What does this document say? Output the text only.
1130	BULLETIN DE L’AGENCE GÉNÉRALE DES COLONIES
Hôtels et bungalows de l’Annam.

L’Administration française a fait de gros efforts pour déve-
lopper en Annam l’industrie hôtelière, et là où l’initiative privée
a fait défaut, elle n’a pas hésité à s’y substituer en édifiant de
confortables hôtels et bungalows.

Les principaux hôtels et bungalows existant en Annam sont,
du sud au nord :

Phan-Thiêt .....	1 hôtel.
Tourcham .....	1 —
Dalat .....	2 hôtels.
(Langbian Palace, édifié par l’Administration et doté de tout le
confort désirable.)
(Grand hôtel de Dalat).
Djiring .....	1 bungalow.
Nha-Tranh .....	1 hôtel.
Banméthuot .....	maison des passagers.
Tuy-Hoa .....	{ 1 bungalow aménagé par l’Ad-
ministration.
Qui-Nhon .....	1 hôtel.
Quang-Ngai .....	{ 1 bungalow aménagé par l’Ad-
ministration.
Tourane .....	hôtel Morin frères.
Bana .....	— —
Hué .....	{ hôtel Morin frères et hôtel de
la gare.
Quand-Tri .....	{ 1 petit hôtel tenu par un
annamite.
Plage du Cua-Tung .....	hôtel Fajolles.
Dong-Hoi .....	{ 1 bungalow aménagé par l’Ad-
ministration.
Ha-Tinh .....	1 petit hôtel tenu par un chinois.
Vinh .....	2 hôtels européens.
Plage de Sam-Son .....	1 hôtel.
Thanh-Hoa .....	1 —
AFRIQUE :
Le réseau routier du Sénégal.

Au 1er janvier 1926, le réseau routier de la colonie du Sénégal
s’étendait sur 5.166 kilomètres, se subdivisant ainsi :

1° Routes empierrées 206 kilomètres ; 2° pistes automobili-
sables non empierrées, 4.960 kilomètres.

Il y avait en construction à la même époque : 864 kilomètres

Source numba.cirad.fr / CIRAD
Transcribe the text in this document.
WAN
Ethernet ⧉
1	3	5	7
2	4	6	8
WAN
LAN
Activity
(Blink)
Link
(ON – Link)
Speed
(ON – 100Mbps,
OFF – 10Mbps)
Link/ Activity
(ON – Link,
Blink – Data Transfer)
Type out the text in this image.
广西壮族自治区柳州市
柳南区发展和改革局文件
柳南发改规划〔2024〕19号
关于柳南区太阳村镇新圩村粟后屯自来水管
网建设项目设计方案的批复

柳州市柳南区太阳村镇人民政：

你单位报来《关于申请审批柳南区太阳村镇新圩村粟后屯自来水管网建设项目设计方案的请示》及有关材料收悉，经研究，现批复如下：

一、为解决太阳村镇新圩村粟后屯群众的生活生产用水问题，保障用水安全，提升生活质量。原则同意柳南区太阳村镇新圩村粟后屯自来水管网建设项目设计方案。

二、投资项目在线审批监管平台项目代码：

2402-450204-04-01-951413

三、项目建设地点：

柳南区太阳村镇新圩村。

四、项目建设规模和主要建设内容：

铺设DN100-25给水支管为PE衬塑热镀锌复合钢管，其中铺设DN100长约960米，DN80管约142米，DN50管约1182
-------
Transcribe each entry precisely, missing none.

What does this document say? Output the text only.
1130	BULLETIN DE L’AGENCE GÉNÉRALE DES COLONIES
Hôtels et bungalows de l’Annam.

L’Administration française a fait de gros efforts pour déve-
lopper en Annam l’industrie hôtelière, et là où l’initiative privée
a fait défaut, elle n’a pas hésité à s’y substituer en édifiant de
confortables hôtels et bungalows.

Les principaux hôtels et bungalows existant en Annam sont,
du sud au nord :

Phan-Thiêt .....	1 hôtel.
Tourcham .....	1 —
Dalat .....	2 hôtels.
(Langbian Palace, édifié par l’Administration et doté de tout le
confort désirable.)
(Grand hôtel de Dalat).
Djiring .....	1 bungalow.
Nha-Tranh .....	1 hôtel.
Banméthuot .....	maison des passagers.
Tuy-Hoa .....	{ 1 bungalow aménagé par l’Ad-
ministration.
Qui-Nhon .....	1 hôtel.
Quang-Ngai .....	{ 1 bungalow aménagé par l’Ad-
ministration.
Tourane .....	hôtel Morin frères.
Bana .....	— —
Hué .....	{ hôtel Morin frères et hôtel de
la gare.
Quand-Tri .....	{ 1 petit hôtel tenu par un
annamite.
Plage du Cua-Tung .....	hôtel Fajolles.
Dong-Hoi .....	{ 1 bungalow aménagé par l’Ad-
ministration.
Ha-Tinh .....	1 petit hôtel tenu par un chinois.
Vinh .....	2 hôtels européens.
Plage de Sam-Son .....	1 hôtel.
Thanh-Hoa .....	1 —
AFRIQUE :
Le réseau routier du Sénégal.

Au 1er janvier 1926, le réseau routier de la colonie du Sénégal
s’étendait sur 5.166 kilomètres, se subdivisant ainsi :

1° Routes empierrées 206 kilomètres ; 2° pistes automobili-
sables non empierrées, 4.960 kilomètres.

Il y avait en construction à la même époque : 864 kilomètres

Source numba.cirad.fr / CIRAD
Transcribe the text in this document.
WAN
Ethernet ⧉
1	3	5	7
2	4	6	8
WAN
LAN
Activity
(Blink)
Link
(ON – Link)
Speed
(ON – 100Mbps,
OFF – 10Mbps)
Link/ Activity
(ON – Link,
Blink – Data Transfer)
Type out the text in this image.
广西壮族自治区柳州市
柳南区发展和改革局文件
柳南发改规划〔2024〕19号
关于柳南区太阳村镇新圩村粟后屯自来水管
网建设项目设计方案的批复

柳州市柳南区太阳村镇人民政：

你单位报来《关于申请审批柳南区太阳村镇新圩村粟后屯自来水管网建设项目设计方案的请示》及有关材料收悉，经研究，现批复如下：

一、为解决太阳村镇新圩村粟后屯群众的生活生产用水问题，保障用水安全，提升生活质量。原则同意柳南区太阳村镇新圩村粟后屯自来水管网建设项目设计方案。

二、投资项目在线审批监管平台项目代码：

2402-450204-04-01-951413

三、项目建设地点：

柳南区太阳村镇新圩村。

四、项目建设规模和主要建设内容：

铺设DN100-25给水支管为PE衬塑热镀锌复合钢管，其中铺设DN100长约960米，DN80管约142米，DN50管约1182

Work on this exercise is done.